(GIVEN PASSAGE)

Before we execute the relevant daemons, we need to edit two configuration files:
-
$HADOOP_HOME/etc/hadoop/core-site.xml
: whereNameNode
runs in the cluster -
$HADOOP_HOME/etc/hadoop/hdfs-site.xml
: HDFS daemon configuration:NameNode
,SecondaryNameNode
,DataNode
s
(source)
Now open core-site.xml
in your favorite text editor:
$ sudo vim "$HADOOP_HOME/etc/hadoop/core-site.xml"
Find the <configuration></configuration>
tags and replace them with the following:
<configuration>
<property>
<name>fs.defaultFS</name>
<value>hdfs://localhost:9000</value>
</property>
</configuration>
Here, fs.defaultFS
specifies the name of the default file system to be used (source).
Next, open hdfs-site.xml
in your favorite text editor:
$ sudo vim "$HADOOP_HOME/etc/hadoop/hdfs-site.xml"
Find the <configuration></configuration>
tags again, and replace them with the following:
<configuration>
<property>
<name>dfs.replication</name>
<value>1</value>
</property>
</configuration>
Here, dfs.replication
specifies the number of replicas to create per block (source). Usually in production, 3 is a good number (and also the default if not specified), but since we're running the entire cluster in a single node, negating any advantages of block replication, we might as well set it to 1 to save space.
Since each daemon typically runs in a different node in production, they communicate with each other over SSH. By default, authenticating with SSH requires the user to interactively enter the correct password, which is unacceptable here since the cluster should function continuously without user interaction. So we need to set up public key authentication instead. Since, in our case, all daemons run on the same node, it suffices to set up public key authentication for connecting to localhost:
$ ssh-keygen
$ cat $HOME/.ssh/id_rsa.pub >> $HOME/.ssh/authorized_keys
$ chmod 600 $HOME/.ssh/authorized_keys
For the first command ssh-keygen
, feel free to use the defaults and no passphrase by pressing Enter repeatedly.

(End GIVEN PASSAGE)
(EXTRACTED MATERIAL)

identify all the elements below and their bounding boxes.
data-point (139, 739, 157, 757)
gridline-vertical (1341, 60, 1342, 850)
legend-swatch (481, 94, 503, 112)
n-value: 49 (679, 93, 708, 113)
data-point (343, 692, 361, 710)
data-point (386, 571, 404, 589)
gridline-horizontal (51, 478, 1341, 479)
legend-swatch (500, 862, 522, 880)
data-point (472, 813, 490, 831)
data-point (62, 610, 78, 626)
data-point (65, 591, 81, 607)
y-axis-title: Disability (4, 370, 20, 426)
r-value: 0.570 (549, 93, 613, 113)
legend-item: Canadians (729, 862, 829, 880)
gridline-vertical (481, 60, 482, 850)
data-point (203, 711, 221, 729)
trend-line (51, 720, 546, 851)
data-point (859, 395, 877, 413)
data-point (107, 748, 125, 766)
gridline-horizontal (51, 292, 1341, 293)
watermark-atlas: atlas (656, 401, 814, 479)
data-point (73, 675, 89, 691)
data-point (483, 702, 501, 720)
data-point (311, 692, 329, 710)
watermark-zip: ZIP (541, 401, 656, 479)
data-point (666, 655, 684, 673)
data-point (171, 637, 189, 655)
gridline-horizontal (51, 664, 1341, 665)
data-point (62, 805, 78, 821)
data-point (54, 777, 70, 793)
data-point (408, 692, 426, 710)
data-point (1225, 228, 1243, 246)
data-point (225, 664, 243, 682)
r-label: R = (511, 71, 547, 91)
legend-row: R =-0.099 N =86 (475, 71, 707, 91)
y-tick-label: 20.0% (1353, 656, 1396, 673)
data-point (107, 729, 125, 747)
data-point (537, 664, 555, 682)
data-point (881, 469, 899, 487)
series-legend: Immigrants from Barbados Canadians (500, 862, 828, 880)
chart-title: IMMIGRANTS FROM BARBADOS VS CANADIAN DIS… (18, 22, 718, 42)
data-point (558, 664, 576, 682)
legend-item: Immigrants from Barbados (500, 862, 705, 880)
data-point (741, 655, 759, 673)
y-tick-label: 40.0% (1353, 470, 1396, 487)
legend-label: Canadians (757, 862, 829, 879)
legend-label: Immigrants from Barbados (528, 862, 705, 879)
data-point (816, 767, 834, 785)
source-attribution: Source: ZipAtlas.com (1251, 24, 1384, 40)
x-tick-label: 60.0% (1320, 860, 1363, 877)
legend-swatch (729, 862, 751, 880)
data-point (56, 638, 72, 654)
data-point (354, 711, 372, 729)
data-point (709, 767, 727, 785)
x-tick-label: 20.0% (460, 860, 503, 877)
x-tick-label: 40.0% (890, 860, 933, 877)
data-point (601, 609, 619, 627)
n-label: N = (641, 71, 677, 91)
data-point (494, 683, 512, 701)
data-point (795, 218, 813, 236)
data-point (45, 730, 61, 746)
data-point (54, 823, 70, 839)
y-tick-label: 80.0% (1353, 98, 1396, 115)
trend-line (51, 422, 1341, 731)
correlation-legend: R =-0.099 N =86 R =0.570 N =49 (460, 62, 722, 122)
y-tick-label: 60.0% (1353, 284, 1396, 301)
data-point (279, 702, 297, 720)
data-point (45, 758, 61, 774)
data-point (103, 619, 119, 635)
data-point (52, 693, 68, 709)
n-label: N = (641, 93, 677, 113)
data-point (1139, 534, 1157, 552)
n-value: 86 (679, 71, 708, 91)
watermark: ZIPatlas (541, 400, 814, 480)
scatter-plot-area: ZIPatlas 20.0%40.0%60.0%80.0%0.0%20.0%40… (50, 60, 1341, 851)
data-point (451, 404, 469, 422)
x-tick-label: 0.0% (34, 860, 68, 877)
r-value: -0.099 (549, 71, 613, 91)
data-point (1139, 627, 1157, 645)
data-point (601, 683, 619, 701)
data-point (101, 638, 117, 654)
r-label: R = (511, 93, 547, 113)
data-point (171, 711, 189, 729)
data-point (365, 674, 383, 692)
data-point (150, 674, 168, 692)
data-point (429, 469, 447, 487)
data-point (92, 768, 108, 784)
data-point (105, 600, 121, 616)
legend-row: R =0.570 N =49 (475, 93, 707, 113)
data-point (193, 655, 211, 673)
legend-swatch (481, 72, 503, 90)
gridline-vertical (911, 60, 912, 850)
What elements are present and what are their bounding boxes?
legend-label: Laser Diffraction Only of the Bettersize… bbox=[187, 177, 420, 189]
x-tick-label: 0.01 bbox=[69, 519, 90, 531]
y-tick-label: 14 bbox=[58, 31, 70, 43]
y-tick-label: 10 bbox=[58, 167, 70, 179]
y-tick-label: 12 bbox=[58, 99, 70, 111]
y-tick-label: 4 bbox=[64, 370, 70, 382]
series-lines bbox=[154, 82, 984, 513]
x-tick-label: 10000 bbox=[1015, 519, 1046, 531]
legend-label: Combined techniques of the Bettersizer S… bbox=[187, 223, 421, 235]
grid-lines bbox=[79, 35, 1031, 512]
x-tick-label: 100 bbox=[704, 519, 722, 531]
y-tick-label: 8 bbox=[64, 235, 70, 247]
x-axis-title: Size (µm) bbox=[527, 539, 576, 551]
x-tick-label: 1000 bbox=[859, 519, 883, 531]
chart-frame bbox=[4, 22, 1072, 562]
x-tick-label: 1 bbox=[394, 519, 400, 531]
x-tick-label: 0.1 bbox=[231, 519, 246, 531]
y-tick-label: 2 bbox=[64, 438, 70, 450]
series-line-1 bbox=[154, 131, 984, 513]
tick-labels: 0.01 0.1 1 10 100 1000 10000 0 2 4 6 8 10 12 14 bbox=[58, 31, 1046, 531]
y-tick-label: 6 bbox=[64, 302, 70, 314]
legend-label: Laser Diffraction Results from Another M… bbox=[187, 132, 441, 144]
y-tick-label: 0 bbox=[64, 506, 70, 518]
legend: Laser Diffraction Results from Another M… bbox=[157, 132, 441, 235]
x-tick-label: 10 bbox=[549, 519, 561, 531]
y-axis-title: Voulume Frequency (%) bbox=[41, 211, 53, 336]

(End EXTRACTED MATERIAL)

PROMPT 1:
Rewrite the paragraph in the Hadoop configuration guide that begins "Since each daemon typically runs in a different node" as a short bulleted list that keeps its main facts.
PROMPT 2:
According to the Hadoop configuration guide, what value for dfs.replication is usually good in production?

EXERCISE RESULT 1:
- In production, each daemon usually runs on a different node, and the daemons communicate over SSH.
- By default, SSH authentication requires the user to enter the password interactively.
- That won't work here, because the cluster should run continuously without user interaction.
- Public key authentication must be set up instead.
- Since all daemons in this case run on the same node, setting it up for connections to localhost is enough.

EXERCISE RESULT 2:
3, which is also the default if no value is specified.